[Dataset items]
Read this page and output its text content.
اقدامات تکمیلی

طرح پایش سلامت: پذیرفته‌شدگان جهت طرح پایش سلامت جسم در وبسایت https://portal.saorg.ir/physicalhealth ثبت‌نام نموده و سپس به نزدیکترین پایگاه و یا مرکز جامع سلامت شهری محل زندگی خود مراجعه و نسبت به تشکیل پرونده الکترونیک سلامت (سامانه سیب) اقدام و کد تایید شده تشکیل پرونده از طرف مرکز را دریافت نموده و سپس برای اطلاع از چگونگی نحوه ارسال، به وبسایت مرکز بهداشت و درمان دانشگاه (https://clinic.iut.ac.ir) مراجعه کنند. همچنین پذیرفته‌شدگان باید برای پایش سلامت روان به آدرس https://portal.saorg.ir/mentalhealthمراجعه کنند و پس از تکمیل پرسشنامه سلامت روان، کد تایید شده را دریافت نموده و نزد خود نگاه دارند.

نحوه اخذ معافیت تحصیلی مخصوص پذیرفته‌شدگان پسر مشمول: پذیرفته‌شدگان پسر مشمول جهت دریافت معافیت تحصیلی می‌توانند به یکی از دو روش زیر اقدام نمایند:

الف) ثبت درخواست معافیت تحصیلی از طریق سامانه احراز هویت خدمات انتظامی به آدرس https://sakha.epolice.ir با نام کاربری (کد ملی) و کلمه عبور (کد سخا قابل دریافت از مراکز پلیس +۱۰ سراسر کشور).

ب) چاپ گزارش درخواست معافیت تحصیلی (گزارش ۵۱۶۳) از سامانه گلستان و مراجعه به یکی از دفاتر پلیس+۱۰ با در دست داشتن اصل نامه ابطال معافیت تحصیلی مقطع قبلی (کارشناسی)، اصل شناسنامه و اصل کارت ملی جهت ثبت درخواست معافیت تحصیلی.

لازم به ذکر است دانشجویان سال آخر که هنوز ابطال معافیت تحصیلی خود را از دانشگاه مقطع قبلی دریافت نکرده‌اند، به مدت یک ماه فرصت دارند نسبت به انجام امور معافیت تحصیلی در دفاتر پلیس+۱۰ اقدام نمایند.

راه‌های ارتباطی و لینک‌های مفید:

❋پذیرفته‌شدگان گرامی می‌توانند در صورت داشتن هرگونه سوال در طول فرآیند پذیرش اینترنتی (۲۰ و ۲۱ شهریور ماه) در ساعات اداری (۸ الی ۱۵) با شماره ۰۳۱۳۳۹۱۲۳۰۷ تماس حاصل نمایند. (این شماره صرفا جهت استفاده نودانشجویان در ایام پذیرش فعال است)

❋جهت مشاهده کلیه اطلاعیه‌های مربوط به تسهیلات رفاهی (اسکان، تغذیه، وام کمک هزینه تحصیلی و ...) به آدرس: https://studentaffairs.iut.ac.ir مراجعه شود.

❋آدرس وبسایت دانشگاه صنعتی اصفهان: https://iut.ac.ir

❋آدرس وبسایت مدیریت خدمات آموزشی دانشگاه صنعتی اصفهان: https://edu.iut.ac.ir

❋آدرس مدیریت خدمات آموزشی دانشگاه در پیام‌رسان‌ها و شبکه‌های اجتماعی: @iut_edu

◆ **Work to do**: Retype all of the data shown above, word for word.

◆ **Solved exercise**:
Read this page and output its text content.
اقدامات تکمیلی

طرح پایش سلامت: پذیرفته‌شدگان جهت طرح پایش سلامت جسم در وبسایت https://portal.saorg.ir/physicalhealth ثبت‌نام نموده و سپس به نزدیکترین پایگاه و یا مرکز جامع سلامت شهری محل زندگی خود مراجعه و نسبت به تشکیل پرونده الکترونیک سلامت (سامانه سیب) اقدام و کد تایید شده تشکیل پرونده از طرف مرکز را دریافت نموده و سپس برای اطلاع از چگونگی نحوه ارسال، به وبسایت مرکز بهداشت و درمان دانشگاه (https://clinic.iut.ac.ir) مراجعه کنند. همچنین پذیرفته‌شدگان باید برای پایش سلامت روان به آدرس https://portal.saorg.ir/mentalhealthمراجعه کنند و پس از تکمیل پرسشنامه سلامت روان، کد تایید شده را دریافت نموده و نزد خود نگاه دارند.

نحوه اخذ معافیت تحصیلی مخصوص پذیرفته‌شدگان پسر مشمول: پذیرفته‌شدگان پسر مشمول جهت دریافت معافیت تحصیلی می‌توانند به یکی از دو روش زیر اقدام نمایند:

الف) ثبت درخواست معافیت تحصیلی از طریق سامانه احراز هویت خدمات انتظامی به آدرس https://sakha.epolice.ir با نام کاربری (کد ملی) و کلمه عبور (کد سخا قابل دریافت از مراکز پلیس +۱۰ سراسر کشور).

ب) چاپ گزارش درخواست معافیت تحصیلی (گزارش ۵۱۶۳) از سامانه گلستان و مراجعه به یکی از دفاتر پلیس+۱۰ با در دست داشتن اصل نامه ابطال معافیت تحصیلی مقطع قبلی (کارشناسی)، اصل شناسنامه و اصل کارت ملی جهت ثبت درخواست معافیت تحصیلی.

لازم به ذکر است دانشجویان سال آخر که هنوز ابطال معافیت تحصیلی خود را از دانشگاه مقطع قبلی دریافت نکرده‌اند، به مدت یک ماه فرصت دارند نسبت به انجام امور معافیت تحصیلی در دفاتر پلیس+۱۰ اقدام نمایند.

راه‌های ارتباطی و لینک‌های مفید:

❋پذیرفته‌شدگان گرامی می‌توانند در صورت داشتن هرگونه سوال در طول فرآیند پذیرش اینترنتی (۲۰ و ۲۱ شهریور ماه) در ساعات اداری (۸ الی ۱۵) با شماره ۰۳۱۳۳۹۱۲۳۰۷ تماس حاصل نمایند. (این شماره صرفا جهت استفاده نودانشجویان در ایام پذیرش فعال است)

❋جهت مشاهده کلیه اطلاعیه‌های مربوط به تسهیلات رفاهی (اسکان، تغذیه، وام کمک هزینه تحصیلی و ...) به آدرس: https://studentaffairs.iut.ac.ir مراجعه شود.

❋آدرس وبسایت دانشگاه صنعتی اصفهان: https://iut.ac.ir

❋آدرس وبسایت مدیریت خدمات آموزشی دانشگاه صنعتی اصفهان: https://edu.iut.ac.ir

❋آدرس مدیریت خدمات آموزشی دانشگاه در پیام‌رسان‌ها و شبکه‌های اجتماعی: @iut_edu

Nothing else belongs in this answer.